Extracted records
++++
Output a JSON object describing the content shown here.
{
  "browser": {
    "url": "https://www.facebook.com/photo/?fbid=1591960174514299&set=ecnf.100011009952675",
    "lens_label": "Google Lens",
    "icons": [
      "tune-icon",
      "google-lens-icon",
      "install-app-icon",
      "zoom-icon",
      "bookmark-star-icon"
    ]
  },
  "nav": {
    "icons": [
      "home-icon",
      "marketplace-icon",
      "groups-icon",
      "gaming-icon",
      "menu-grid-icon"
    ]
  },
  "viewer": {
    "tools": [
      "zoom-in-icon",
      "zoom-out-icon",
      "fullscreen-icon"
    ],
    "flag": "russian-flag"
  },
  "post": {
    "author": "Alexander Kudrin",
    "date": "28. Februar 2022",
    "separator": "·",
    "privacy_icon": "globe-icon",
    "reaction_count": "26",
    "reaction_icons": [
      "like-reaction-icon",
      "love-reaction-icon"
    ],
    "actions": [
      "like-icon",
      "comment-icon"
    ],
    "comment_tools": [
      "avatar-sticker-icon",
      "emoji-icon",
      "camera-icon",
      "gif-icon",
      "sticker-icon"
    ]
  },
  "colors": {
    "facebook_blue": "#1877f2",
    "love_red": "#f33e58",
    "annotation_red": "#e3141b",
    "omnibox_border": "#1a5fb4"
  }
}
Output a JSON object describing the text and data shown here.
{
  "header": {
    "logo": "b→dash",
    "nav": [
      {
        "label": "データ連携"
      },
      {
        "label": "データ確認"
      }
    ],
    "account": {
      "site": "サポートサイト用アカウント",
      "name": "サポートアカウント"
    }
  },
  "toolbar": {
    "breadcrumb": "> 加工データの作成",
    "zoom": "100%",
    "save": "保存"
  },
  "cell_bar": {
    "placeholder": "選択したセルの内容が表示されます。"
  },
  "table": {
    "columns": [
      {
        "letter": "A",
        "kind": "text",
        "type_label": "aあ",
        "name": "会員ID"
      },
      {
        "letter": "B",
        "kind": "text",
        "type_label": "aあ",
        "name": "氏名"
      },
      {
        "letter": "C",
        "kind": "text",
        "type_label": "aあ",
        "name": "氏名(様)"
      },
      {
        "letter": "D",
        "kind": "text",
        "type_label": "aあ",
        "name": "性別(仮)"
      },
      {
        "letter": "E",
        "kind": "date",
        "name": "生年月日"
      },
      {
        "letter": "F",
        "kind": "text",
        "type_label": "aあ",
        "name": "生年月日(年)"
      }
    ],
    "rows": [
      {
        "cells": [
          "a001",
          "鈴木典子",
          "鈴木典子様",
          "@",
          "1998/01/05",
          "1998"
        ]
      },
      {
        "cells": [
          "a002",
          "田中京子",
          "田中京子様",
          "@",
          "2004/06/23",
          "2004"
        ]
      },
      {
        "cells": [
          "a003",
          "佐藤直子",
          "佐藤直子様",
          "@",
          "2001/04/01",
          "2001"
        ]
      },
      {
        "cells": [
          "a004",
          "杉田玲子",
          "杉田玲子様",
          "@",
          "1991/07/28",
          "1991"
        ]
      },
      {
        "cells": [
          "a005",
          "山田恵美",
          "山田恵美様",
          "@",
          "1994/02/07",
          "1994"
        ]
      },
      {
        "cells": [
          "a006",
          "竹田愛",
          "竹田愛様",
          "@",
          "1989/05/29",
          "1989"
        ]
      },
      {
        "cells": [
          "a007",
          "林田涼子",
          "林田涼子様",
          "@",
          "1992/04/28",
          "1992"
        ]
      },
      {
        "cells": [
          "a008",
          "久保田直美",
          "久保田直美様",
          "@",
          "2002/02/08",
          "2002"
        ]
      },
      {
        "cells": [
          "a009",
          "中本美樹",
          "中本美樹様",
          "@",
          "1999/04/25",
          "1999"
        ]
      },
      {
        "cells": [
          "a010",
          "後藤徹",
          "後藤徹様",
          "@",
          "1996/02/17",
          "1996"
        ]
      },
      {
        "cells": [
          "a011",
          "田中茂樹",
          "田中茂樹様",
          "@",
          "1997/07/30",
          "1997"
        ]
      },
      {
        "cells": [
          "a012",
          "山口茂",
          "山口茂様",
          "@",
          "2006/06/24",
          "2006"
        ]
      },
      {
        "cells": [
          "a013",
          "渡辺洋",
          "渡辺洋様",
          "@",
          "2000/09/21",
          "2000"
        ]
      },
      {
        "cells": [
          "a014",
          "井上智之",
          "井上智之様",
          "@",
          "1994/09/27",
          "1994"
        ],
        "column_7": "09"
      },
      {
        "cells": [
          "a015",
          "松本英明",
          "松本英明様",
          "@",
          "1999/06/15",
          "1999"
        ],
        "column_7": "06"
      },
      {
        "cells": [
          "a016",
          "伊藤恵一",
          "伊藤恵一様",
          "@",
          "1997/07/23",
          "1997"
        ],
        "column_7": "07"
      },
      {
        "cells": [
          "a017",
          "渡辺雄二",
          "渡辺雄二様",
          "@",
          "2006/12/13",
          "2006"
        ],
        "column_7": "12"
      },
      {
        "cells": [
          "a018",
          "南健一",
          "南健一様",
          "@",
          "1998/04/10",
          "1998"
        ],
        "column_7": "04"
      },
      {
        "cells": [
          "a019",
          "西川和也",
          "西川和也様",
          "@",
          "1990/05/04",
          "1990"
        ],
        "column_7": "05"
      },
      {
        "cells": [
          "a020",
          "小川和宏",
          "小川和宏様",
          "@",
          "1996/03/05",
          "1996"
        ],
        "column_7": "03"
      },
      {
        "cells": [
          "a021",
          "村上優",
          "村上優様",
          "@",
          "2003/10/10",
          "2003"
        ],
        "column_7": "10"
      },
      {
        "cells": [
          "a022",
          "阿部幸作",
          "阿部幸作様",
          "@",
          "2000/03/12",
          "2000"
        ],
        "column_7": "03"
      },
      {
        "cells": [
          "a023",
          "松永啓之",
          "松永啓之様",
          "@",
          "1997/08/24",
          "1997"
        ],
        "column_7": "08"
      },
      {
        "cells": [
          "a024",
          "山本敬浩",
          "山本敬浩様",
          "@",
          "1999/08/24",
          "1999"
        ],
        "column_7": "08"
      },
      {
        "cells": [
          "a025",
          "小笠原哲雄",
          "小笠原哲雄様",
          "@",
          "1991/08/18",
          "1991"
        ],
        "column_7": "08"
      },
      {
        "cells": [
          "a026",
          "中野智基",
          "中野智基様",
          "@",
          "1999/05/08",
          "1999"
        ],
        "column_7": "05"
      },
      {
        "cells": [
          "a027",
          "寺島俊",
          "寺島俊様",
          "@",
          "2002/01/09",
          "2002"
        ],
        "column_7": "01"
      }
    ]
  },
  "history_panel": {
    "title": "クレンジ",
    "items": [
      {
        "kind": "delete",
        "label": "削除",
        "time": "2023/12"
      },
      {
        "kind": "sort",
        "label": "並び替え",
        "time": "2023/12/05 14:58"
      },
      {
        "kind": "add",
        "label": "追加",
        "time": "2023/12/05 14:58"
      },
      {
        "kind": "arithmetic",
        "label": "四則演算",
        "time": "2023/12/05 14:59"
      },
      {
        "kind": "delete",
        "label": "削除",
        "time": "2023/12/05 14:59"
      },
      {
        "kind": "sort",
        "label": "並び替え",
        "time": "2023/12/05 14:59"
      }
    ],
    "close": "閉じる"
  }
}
++++
### Aim
All records above must be set down exactly, please.

### Solution to this task
Output a JSON object describing the content shown here.
{
  "browser": {
    "url": "https://www.facebook.com/photo/?fbid=1591960174514299&set=ecnf.100011009952675",
    "lens_label": "Google Lens",
    "icons": [
      "tune-icon",
      "google-lens-icon",
      "install-app-icon",
      "zoom-icon",
      "bookmark-star-icon"
    ]
  },
  "nav": {
    "icons": [
      "home-icon",
      "marketplace-icon",
      "groups-icon",
      "gaming-icon",
      "menu-grid-icon"
    ]
  },
  "viewer": {
    "tools": [
      "zoom-in-icon",
      "zoom-out-icon",
      "fullscreen-icon"
    ],
    "flag": "russian-flag"
  },
  "post": {
    "author": "Alexander Kudrin",
    "date": "28. Februar 2022",
    "separator": "·",
    "privacy_icon": "globe-icon",
    "reaction_count": "26",
    "reaction_icons": [
      "like-reaction-icon",
      "love-reaction-icon"
    ],
    "actions": [
      "like-icon",
      "comment-icon"
    ],
    "comment_tools": [
      "avatar-sticker-icon",
      "emoji-icon",
      "camera-icon",
      "gif-icon",
      "sticker-icon"
    ]
  },
  "colors": {
    "facebook_blue": "#1877f2",
    "love_red": "#f33e58",
    "annotation_red": "#e3141b",
    "omnibox_border": "#1a5fb4"
  }
}
Output a JSON object describing the text and data shown here.
{
  "header": {
    "logo": "b→dash",
    "nav": [
      {
        "label": "データ連携"
      },
      {
        "label": "データ確認"
      }
    ],
    "account": {
      "site": "サポートサイト用アカウント",
      "name": "サポートアカウント"
    }
  },
  "toolbar": {
    "breadcrumb": "> 加工データの作成",
    "zoom": "100%",
    "save": "保存"
  },
  "cell_bar": {
    "placeholder": "選択したセルの内容が表示されます。"
  },
  "table": {
    "columns": [
      {
        "letter": "A",
        "kind": "text",
        "type_label": "aあ",
        "name": "会員ID"
      },
      {
        "letter": "B",
        "kind": "text",
        "type_label": "aあ",
        "name": "氏名"
      },
      {
        "letter": "C",
        "kind": "text",
        "type_label": "aあ",
        "name": "氏名(様)"
      },
      {
        "letter": "D",
        "kind": "text",
        "type_label": "aあ",
        "name": "性別(仮)"
      },
      {
        "letter": "E",
        "kind": "date",
        "name": "生年月日"
      },
      {
        "letter": "F",
        "kind": "text",
        "type_label": "aあ",
        "name": "生年月日(年)"
      }
    ],
    "rows": [
      {
        "cells": [
          "a001",
          "鈴木典子",
          "鈴木典子様",
          "@",
          "1998/01/05",
          "1998"
        ]
      },
      {
        "cells": [
          "a002",
          "田中京子",
          "田中京子様",
          "@",
          "2004/06/23",
          "2004"
        ]
      },
      {
        "cells": [
          "a003",
          "佐藤直子",
          "佐藤直子様",
          "@",
          "2001/04/01",
          "2001"
        ]
      },
      {
        "cells": [
          "a004",
          "杉田玲子",
          "杉田玲子様",
          "@",
          "1991/07/28",
          "1991"
        ]
      },
      {
        "cells": [
          "a005",
          "山田恵美",
          "山田恵美様",
          "@",
          "1994/02/07",
          "1994"
        ]
      },
      {
        "cells": [
          "a006",
          "竹田愛",
          "竹田愛様",
          "@",
          "1989/05/29",
          "1989"
        ]
      },
      {
        "cells": [
          "a007",
          "林田涼子",
          "林田涼子様",
          "@",
          "1992/04/28",
          "1992"
        ]
      },
      {
        "cells": [
          "a008",
          "久保田直美",
          "久保田直美様",
          "@",
          "2002/02/08",
          "2002"
        ]
      },
      {
        "cells": [
          "a009",
          "中本美樹",
          "中本美樹様",
          "@",
          "1999/04/25",
          "1999"
        ]
      },
      {
        "cells": [
          "a010",
          "後藤徹",
          "後藤徹様",
          "@",
          "1996/02/17",
          "1996"
        ]
      },
      {
        "cells": [
          "a011",
          "田中茂樹",
          "田中茂樹様",
          "@",
          "1997/07/30",
          "1997"
        ]
      },
      {
        "cells": [
          "a012",
          "山口茂",
          "山口茂様",
          "@",
          "2006/06/24",
          "2006"
        ]
      },
      {
        "cells": [
          "a013",
          "渡辺洋",
          "渡辺洋様",
          "@",
          "2000/09/21",
          "2000"
        ]
      },
      {
        "cells": [
          "a014",
          "井上智之",
          "井上智之様",
          "@",
          "1994/09/27",
          "1994"
        ],
        "column_7": "09"
      },
      {
        "cells": [
          "a015",
          "松本英明",
          "松本英明様",
          "@",
          "1999/06/15",
          "1999"
        ],
        "column_7": "06"
      },
      {
        "cells": [
          "a016",
          "伊藤恵一",
          "伊藤恵一様",
          "@",
          "1997/07/23",
          "1997"
        ],
        "column_7": "07"
      },
      {
        "cells": [
          "a017",
          "渡辺雄二",
          "渡辺雄二様",
          "@",
          "2006/12/13",
          "2006"
        ],
        "column_7": "12"
      },
      {
        "cells": [
          "a018",
          "南健一",
          "南健一様",
          "@",
          "1998/04/10",
          "1998"
        ],
        "column_7": "04"
      },
      {
        "cells": [
          "a019",
          "西川和也",
          "西川和也様",
          "@",
          "1990/05/04",
          "1990"
        ],
        "column_7": "05"
      },
      {
        "cells": [
          "a020",
          "小川和宏",
          "小川和宏様",
          "@",
          "1996/03/05",
          "1996"
        ],
        "column_7": "03"
      },
      {
        "cells": [
          "a021",
          "村上優",
          "村上優様",
          "@",
          "2003/10/10",
          "2003"
        ],
        "column_7": "10"
      },
      {
        "cells": [
          "a022",
          "阿部幸作",
          "阿部幸作様",
          "@",
          "2000/03/12",
          "2000"
        ],
        "column_7": "03"
      },
      {
        "cells": [
          "a023",
          "松永啓之",
          "松永啓之様",
          "@",
          "1997/08/24",
          "1997"
        ],
        "column_7": "08"
      },
      {
        "cells": [
          "a024",
          "山本敬浩",
          "山本敬浩様",
          "@",
          "1999/08/24",
          "1999"
        ],
        "column_7": "08"
      },
      {
        "cells": [
          "a025",
          "小笠原哲雄",
          "小笠原哲雄様",
          "@",
          "1991/08/18",
          "1991"
        ],
        "column_7": "08"
      },
      {
        "cells": [
          "a026",
          "中野智基",
          "中野智基様",
          "@",
          "1999/05/08",
          "1999"
        ],
        "column_7": "05"
      },
      {
        "cells": [
          "a027",
          "寺島俊",
          "寺島俊様",
          "@",
          "2002/01/09",
          "2002"
        ],
        "column_7": "01"
      }
    ]
  },
  "history_panel": {
    "title": "クレンジ",
    "items": [
      {
        "kind": "delete",
        "label": "削除",
        "time": "2023/12"
      },
      {
        "kind": "sort",
        "label": "並び替え",
        "time": "2023/12/05 14:58"
      },
      {
        "kind": "add",
        "label": "追加",
        "time": "2023/12/05 14:58"
      },
      {
        "kind": "arithmetic",
        "label": "四則演算",
        "time": "2023/12/05 14:59"
      },
      {
        "kind": "delete",
        "label": "削除",
        "time": "2023/12/05 14:59"
      },
      {
        "kind": "sort",
        "label": "並び替え",
        "time": "2023/12/05 14:59"
      }
    ],
    "close": "閉じる"
  }
}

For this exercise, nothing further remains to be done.